> [TASK TO COMPLETE]
Transcribe the tail of the listing: start at the line containing "Transcribe this chart's" and stop after the last line, keeping every character as is and adding nothing.

Start of SUPPLIED DATA

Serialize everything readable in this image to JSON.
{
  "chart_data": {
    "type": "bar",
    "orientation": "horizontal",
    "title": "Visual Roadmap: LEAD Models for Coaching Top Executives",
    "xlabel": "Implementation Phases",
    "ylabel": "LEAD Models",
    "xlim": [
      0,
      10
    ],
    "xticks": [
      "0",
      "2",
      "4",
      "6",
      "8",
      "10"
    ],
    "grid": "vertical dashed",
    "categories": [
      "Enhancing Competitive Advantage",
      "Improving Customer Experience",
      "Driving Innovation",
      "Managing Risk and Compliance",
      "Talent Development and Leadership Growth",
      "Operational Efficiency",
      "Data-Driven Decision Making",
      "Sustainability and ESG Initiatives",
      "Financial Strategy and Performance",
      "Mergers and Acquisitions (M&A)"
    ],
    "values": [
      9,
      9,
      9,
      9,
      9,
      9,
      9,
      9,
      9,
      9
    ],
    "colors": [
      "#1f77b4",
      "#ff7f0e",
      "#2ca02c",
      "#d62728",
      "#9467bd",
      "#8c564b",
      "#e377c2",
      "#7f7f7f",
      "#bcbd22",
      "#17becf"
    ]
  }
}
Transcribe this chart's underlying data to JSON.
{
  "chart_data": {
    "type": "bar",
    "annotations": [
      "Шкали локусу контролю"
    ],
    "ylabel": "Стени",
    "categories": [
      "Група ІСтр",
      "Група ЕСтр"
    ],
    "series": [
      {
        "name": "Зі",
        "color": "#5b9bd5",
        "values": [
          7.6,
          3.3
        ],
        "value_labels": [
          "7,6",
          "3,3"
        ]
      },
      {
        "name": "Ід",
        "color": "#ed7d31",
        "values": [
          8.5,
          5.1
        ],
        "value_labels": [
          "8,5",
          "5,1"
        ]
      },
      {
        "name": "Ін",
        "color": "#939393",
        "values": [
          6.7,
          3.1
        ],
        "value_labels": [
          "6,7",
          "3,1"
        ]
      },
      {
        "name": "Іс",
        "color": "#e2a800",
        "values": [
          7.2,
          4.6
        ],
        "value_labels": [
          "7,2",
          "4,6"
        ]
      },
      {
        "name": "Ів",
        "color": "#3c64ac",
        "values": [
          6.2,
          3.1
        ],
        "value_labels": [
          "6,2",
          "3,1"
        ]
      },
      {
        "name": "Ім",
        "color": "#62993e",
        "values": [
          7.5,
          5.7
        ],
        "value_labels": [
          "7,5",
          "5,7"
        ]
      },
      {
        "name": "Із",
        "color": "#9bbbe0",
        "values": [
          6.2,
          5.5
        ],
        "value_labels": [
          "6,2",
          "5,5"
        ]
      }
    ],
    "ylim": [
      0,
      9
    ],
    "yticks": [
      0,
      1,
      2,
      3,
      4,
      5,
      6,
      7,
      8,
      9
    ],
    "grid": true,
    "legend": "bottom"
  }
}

End of SUPPLIED DATA

> [FINAL RESULT]
Transcribe this chart's underlying data to JSON.
{
  "chart_data": {
    "type": "bar",
    "annotations": [
      "Шкали локусу контролю"
    ],
    "ylabel": "Стени",
    "categories": [
      "Група ІСтр",
      "Група ЕСтр"
    ],
    "series": [
      {
        "name": "Зі",
        "color": "#5b9bd5",
        "values": [
          7.6,
          3.3
        ],
        "value_labels": [
          "7,6",
          "3,3"
        ]
      },
      {
        "name": "Ід",
        "color": "#ed7d31",
        "values": [
          8.5,
          5.1
        ],
        "value_labels": [
          "8,5",
          "5,1"
        ]
      },
      {
        "name": "Ін",
        "color": "#939393",
        "values": [
          6.7,
          3.1
        ],
        "value_labels": [
          "6,7",
          "3,1"
        ]
      },
      {
        "name": "Іс",
        "color": "#e2a800",
        "values": [
          7.2,
          4.6
        ],
        "value_labels": [
          "7,2",
          "4,6"
        ]
      },
      {
        "name": "Ів",
        "color": "#3c64ac",
        "values": [
          6.2,
          3.1
        ],
        "value_labels": [
          "6,2",
          "3,1"
        ]
      },
      {
        "name": "Ім",
        "color": "#62993e",
        "values": [
          7.5,
          5.7
        ],
        "value_labels": [
          "7,5",
          "5,7"
        ]
      },
      {
        "name": "Із",
        "color": "#9bbbe0",
        "values": [
          6.2,
          5.5
        ],
        "value_labels": [
          "6,2",
          "5,5"
        ]
      }
    ],
    "ylim": [
      0,
      9
    ],
    "yticks": [
      0,
      1,
      2,
      3,
      4,
      5,
      6,
      7,
      8,
      9
    ],
    "grid": true,
    "legend": "bottom"
  }
}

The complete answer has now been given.